Exercise brief -
Repeat every line of the data exactly, but not the pictures.
****************
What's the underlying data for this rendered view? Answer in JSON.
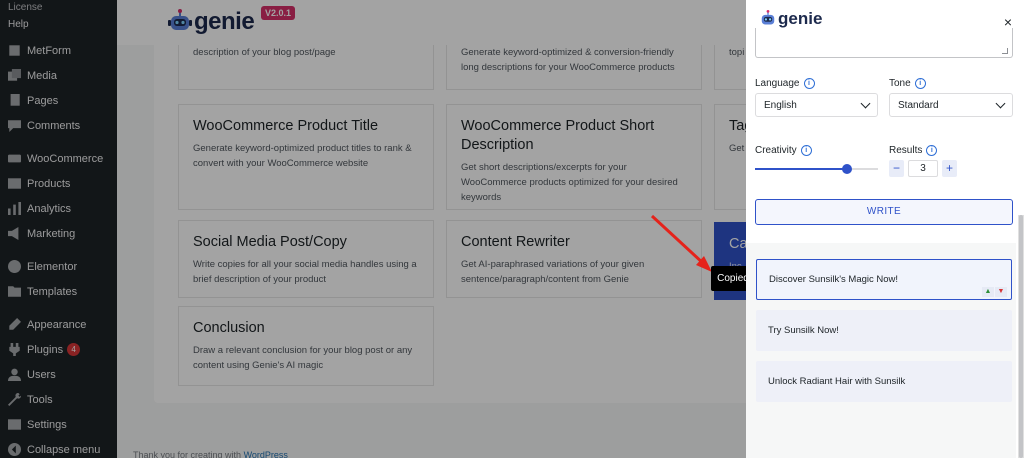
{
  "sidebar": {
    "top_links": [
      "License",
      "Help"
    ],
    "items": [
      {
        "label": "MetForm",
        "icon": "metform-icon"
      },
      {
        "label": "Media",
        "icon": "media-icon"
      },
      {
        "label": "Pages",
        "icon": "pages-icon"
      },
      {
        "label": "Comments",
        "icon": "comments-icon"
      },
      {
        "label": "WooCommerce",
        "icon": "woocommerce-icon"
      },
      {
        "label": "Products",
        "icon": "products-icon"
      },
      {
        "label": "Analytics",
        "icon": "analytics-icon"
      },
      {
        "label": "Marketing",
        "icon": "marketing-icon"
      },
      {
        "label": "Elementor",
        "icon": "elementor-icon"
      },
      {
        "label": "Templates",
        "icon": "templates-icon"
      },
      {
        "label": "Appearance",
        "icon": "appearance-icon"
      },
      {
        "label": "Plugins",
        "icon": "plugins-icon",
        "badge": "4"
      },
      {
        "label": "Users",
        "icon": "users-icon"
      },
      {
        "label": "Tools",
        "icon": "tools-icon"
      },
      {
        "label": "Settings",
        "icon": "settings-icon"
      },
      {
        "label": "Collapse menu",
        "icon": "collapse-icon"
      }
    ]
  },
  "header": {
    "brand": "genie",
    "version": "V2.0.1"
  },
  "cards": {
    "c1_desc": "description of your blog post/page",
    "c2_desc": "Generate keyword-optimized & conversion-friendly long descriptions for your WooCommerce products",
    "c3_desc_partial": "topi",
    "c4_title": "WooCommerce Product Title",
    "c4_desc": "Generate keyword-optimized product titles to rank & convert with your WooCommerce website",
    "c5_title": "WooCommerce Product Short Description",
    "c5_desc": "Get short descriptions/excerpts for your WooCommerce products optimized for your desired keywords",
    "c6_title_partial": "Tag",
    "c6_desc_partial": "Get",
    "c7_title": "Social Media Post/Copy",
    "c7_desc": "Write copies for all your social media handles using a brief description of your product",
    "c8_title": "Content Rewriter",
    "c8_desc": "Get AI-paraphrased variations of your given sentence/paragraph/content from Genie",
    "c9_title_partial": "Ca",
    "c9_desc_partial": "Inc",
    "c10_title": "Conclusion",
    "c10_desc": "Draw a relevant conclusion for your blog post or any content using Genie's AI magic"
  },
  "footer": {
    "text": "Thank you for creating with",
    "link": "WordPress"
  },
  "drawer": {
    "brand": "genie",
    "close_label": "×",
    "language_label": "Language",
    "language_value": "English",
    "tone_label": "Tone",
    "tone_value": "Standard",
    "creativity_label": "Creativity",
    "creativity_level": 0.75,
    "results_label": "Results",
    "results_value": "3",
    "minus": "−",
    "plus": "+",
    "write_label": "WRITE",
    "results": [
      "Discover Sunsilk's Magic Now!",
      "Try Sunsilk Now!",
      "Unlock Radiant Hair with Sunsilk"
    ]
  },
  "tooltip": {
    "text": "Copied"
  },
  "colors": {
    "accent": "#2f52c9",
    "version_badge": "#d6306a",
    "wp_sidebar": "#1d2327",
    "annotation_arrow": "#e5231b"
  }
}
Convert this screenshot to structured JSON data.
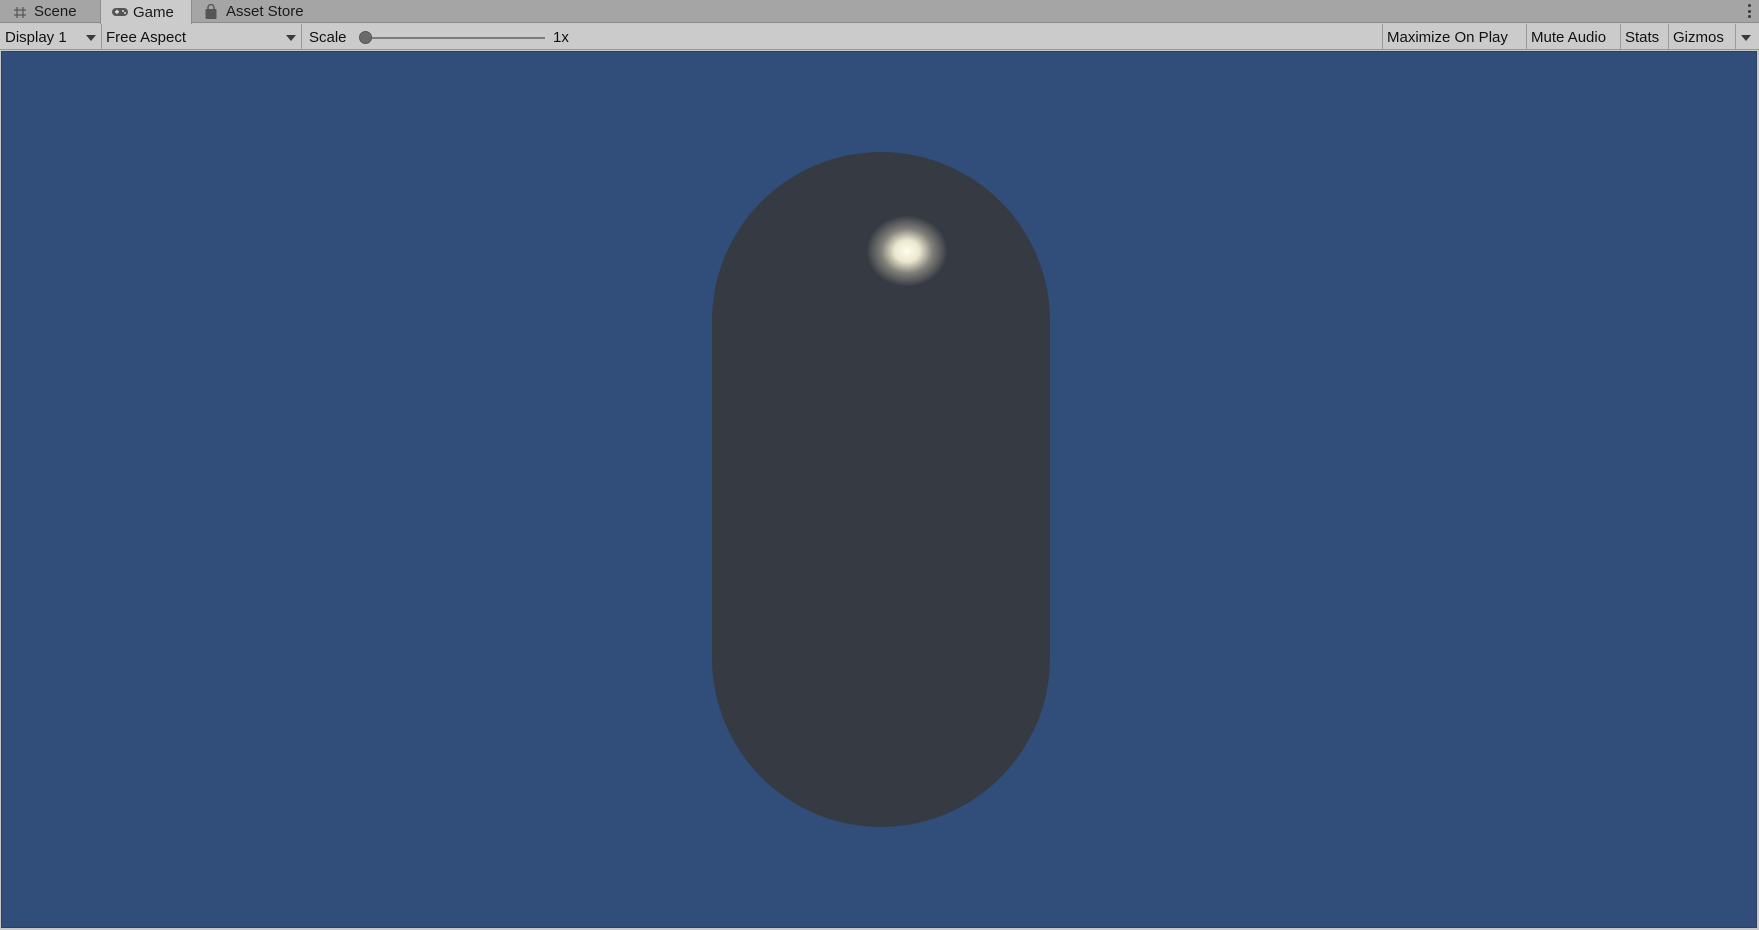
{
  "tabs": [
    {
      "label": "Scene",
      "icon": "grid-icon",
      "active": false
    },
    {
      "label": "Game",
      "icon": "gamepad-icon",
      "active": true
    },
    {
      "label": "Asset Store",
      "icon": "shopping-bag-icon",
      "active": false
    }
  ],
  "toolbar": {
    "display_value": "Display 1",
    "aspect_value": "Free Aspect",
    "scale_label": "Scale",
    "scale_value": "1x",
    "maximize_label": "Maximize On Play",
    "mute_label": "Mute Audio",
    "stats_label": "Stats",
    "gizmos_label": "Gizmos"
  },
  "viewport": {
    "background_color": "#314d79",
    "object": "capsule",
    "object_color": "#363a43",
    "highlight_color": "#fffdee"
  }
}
****************
Correct output -
What's the underlying data for this rendered view? Answer in JSON.
{
  "sidebar": {
    "top_links": [
      "License",
      "Help"
    ],
    "items": [
      {
        "label": "MetForm",
        "icon": "metform-icon"
      },
      {
        "label": "Media",
        "icon": "media-icon"
      },
      {
        "label": "Pages",
        "icon": "pages-icon"
      },
      {
        "label": "Comments",
        "icon": "comments-icon"
      },
      {
        "label": "WooCommerce",
        "icon": "woocommerce-icon"
      },
      {
        "label": "Products",
        "icon": "products-icon"
      },
      {
        "label": "Analytics",
        "icon": "analytics-icon"
      },
      {
        "label": "Marketing",
        "icon": "marketing-icon"
      },
      {
        "label": "Elementor",
        "icon": "elementor-icon"
      },
      {
        "label": "Templates",
        "icon": "templates-icon"
      },
      {
        "label": "Appearance",
        "icon": "appearance-icon"
      },
      {
        "label": "Plugins",
        "icon": "plugins-icon",
        "badge": "4"
      },
      {
        "label": "Users",
        "icon": "users-icon"
      },
      {
        "label": "Tools",
        "icon": "tools-icon"
      },
      {
        "label": "Settings",
        "icon": "settings-icon"
      },
      {
        "label": "Collapse menu",
        "icon": "collapse-icon"
      }
    ]
  },
  "header": {
    "brand": "genie",
    "version": "V2.0.1"
  },
  "cards": {
    "c1_desc": "description of your blog post/page",
    "c2_desc": "Generate keyword-optimized & conversion-friendly long descriptions for your WooCommerce products",
    "c3_desc_partial": "topi",
    "c4_title": "WooCommerce Product Title",
    "c4_desc": "Generate keyword-optimized product titles to rank & convert with your WooCommerce website",
    "c5_title": "WooCommerce Product Short Description",
    "c5_desc": "Get short descriptions/excerpts for your WooCommerce products optimized for your desired keywords",
    "c6_title_partial": "Tag",
    "c6_desc_partial": "Get",
    "c7_title": "Social Media Post/Copy",
    "c7_desc": "Write copies for all your social media handles using a brief description of your product",
    "c8_title": "Content Rewriter",
    "c8_desc": "Get AI-paraphrased variations of your given sentence/paragraph/content from Genie",
    "c9_title_partial": "Ca",
    "c9_desc_partial": "Inc",
    "c10_title": "Conclusion",
    "c10_desc": "Draw a relevant conclusion for your blog post or any content using Genie's AI magic"
  },
  "footer": {
    "text": "Thank you for creating with",
    "link": "WordPress"
  },
  "drawer": {
    "brand": "genie",
    "close_label": "×",
    "language_label": "Language",
    "language_value": "English",
    "tone_label": "Tone",
    "tone_value": "Standard",
    "creativity_label": "Creativity",
    "creativity_level": 0.75,
    "results_label": "Results",
    "results_value": "3",
    "minus": "−",
    "plus": "+",
    "write_label": "WRITE",
    "results": [
      "Discover Sunsilk's Magic Now!",
      "Try Sunsilk Now!",
      "Unlock Radiant Hair with Sunsilk"
    ]
  },
  "tooltip": {
    "text": "Copied"
  },
  "colors": {
    "accent": "#2f52c9",
    "version_badge": "#d6306a",
    "wp_sidebar": "#1d2327",
    "annotation_arrow": "#e5231b"
  }
}
Convert this screenshot to structured JSON data.
{
  "tabs": [
    {
      "label": "Scene",
      "icon": "grid-icon",
      "active": false
    },
    {
      "label": "Game",
      "icon": "gamepad-icon",
      "active": true
    },
    {
      "label": "Asset Store",
      "icon": "shopping-bag-icon",
      "active": false
    }
  ],
  "toolbar": {
    "display_value": "Display 1",
    "aspect_value": "Free Aspect",
    "scale_label": "Scale",
    "scale_value": "1x",
    "maximize_label": "Maximize On Play",
    "mute_label": "Mute Audio",
    "stats_label": "Stats",
    "gizmos_label": "Gizmos"
  },
  "viewport": {
    "background_color": "#314d79",
    "object": "capsule",
    "object_color": "#363a43",
    "highlight_color": "#fffdee"
  }
}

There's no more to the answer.